%%
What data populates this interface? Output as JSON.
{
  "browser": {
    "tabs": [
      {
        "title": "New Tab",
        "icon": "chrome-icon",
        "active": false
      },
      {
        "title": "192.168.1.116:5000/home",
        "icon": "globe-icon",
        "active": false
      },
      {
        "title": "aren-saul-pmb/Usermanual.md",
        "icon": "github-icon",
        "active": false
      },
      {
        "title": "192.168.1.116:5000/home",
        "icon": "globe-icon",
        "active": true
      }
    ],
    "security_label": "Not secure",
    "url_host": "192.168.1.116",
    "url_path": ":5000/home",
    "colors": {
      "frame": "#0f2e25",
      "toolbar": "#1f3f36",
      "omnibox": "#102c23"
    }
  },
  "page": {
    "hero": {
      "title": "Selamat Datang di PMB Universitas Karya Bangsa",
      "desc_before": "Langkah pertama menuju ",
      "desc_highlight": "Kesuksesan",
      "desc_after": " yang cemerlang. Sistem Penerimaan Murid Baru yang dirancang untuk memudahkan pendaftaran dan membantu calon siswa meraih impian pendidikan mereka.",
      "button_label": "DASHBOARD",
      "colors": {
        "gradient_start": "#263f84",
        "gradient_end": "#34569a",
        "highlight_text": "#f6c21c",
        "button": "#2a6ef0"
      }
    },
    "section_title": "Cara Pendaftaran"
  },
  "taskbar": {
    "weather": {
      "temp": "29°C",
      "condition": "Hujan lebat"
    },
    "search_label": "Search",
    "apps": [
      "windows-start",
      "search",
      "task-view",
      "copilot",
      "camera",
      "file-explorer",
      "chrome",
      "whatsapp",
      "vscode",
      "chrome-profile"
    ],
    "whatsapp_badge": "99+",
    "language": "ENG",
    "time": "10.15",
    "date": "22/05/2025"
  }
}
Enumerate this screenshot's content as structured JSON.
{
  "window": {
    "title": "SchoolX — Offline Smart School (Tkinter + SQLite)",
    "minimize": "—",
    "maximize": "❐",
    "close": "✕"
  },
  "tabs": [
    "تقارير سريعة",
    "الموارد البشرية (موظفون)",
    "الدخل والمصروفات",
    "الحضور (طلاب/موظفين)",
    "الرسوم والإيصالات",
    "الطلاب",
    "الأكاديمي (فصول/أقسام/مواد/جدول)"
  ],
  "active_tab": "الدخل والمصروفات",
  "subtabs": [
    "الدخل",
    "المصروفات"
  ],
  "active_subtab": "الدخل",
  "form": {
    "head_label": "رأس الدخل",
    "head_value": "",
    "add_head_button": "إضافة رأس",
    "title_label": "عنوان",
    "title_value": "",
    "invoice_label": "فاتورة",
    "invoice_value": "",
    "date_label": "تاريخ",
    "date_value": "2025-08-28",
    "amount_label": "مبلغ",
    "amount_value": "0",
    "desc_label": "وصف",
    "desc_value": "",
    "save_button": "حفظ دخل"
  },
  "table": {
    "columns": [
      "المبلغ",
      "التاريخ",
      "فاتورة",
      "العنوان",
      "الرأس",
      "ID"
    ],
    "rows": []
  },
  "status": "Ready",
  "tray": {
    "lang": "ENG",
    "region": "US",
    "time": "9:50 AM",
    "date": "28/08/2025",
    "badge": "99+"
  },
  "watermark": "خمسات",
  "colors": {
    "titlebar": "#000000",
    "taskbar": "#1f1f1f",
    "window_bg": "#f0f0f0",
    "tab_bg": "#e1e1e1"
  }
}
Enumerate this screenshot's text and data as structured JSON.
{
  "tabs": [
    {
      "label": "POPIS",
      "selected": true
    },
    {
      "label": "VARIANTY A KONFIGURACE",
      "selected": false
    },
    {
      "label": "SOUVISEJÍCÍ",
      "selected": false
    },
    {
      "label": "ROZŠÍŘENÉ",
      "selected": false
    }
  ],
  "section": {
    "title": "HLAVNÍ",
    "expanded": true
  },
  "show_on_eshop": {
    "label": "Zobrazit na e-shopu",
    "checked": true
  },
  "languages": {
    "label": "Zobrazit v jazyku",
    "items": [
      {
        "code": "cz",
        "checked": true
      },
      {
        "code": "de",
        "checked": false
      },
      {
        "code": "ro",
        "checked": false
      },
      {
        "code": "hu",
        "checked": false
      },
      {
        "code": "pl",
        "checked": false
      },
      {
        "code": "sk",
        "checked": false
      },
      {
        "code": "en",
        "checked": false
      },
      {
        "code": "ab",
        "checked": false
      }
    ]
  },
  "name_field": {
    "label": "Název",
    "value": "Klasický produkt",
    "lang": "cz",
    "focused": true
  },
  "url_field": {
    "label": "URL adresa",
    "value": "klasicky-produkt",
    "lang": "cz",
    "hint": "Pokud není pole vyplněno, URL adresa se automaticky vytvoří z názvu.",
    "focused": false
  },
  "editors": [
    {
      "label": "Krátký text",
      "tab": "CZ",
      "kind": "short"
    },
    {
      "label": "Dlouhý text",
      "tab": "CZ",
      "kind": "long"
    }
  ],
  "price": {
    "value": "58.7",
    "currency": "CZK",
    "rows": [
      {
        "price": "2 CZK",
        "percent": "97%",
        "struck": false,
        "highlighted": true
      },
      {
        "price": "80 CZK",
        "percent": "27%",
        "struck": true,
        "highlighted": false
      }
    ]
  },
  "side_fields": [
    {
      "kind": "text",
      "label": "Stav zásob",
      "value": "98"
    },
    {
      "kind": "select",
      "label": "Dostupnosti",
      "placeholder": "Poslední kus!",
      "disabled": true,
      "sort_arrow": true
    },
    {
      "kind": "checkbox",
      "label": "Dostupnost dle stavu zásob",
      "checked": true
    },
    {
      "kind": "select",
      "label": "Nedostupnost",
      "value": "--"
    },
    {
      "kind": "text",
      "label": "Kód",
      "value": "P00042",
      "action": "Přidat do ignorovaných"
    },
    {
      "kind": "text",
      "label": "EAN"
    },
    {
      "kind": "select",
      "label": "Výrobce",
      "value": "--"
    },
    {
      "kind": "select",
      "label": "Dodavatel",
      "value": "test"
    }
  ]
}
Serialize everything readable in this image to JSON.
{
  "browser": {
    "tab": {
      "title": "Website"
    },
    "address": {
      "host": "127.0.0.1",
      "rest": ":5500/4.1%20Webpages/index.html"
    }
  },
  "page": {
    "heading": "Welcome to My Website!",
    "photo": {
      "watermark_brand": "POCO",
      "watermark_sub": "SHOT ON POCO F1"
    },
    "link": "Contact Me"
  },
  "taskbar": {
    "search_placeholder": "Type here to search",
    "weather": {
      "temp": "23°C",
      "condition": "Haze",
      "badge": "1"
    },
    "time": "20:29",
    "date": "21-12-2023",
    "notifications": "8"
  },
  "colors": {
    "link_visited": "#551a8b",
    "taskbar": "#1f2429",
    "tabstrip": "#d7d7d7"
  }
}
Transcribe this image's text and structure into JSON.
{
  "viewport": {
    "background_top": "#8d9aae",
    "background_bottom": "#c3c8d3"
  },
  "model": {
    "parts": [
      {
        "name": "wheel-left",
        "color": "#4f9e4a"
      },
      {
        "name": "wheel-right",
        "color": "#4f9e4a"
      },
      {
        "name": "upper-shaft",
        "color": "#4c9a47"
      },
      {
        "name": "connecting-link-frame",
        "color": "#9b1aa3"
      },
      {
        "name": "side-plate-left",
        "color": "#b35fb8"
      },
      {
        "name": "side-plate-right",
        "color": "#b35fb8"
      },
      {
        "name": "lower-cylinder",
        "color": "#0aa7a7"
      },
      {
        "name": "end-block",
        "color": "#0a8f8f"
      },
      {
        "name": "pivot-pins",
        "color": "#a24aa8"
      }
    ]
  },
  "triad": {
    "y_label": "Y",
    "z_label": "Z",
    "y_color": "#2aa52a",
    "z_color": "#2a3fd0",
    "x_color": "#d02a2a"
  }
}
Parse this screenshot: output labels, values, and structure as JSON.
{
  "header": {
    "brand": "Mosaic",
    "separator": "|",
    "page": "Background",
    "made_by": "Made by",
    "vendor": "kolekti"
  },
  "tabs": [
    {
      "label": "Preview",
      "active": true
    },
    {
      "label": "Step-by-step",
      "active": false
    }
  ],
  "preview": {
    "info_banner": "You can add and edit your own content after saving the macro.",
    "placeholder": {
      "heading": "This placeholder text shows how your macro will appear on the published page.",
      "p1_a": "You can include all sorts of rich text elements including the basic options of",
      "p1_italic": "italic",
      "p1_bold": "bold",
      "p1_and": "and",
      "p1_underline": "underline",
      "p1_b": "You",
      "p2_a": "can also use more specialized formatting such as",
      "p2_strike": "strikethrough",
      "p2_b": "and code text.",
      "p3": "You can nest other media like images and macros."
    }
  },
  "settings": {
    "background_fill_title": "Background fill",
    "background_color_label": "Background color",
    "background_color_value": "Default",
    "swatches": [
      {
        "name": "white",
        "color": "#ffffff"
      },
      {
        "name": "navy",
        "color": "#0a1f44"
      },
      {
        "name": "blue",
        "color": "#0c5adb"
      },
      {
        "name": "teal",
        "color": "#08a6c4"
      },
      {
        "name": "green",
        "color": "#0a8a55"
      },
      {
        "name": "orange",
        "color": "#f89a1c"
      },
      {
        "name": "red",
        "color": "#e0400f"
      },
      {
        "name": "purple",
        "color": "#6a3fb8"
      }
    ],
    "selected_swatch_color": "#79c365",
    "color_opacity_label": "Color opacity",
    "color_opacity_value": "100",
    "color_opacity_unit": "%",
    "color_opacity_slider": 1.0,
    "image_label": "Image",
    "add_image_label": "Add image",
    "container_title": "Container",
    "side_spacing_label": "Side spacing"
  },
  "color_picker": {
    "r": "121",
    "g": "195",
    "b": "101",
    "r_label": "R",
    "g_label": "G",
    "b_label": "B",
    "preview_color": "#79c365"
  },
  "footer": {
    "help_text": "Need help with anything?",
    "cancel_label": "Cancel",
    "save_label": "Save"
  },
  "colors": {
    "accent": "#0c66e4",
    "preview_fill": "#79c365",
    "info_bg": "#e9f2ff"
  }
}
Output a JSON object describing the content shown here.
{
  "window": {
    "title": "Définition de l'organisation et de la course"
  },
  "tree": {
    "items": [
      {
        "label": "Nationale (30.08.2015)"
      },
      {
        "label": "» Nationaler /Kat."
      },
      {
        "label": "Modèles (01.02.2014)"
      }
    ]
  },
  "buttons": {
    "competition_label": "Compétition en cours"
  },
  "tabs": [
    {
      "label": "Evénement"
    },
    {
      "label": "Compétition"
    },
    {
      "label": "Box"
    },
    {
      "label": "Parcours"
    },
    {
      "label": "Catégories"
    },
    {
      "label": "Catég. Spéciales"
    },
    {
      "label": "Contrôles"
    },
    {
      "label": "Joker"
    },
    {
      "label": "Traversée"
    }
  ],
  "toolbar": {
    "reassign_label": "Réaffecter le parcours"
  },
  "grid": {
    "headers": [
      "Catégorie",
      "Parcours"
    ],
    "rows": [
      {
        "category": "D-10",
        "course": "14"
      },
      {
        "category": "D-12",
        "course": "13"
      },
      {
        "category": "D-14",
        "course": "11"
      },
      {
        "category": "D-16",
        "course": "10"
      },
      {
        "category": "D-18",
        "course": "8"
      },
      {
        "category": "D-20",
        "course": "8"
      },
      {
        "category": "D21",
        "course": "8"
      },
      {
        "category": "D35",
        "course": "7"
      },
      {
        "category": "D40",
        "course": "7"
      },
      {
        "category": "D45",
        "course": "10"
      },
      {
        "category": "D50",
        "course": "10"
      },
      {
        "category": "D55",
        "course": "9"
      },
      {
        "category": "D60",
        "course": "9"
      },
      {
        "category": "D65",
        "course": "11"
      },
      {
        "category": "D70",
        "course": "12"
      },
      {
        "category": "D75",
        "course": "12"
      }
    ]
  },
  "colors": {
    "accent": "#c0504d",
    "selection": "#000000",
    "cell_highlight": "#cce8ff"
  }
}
%%
## [THE PROBLEM]
Count how many lines above carry the word "left". Only the number is required.

## [RESPONSE FOR THIS EXERCISE]
2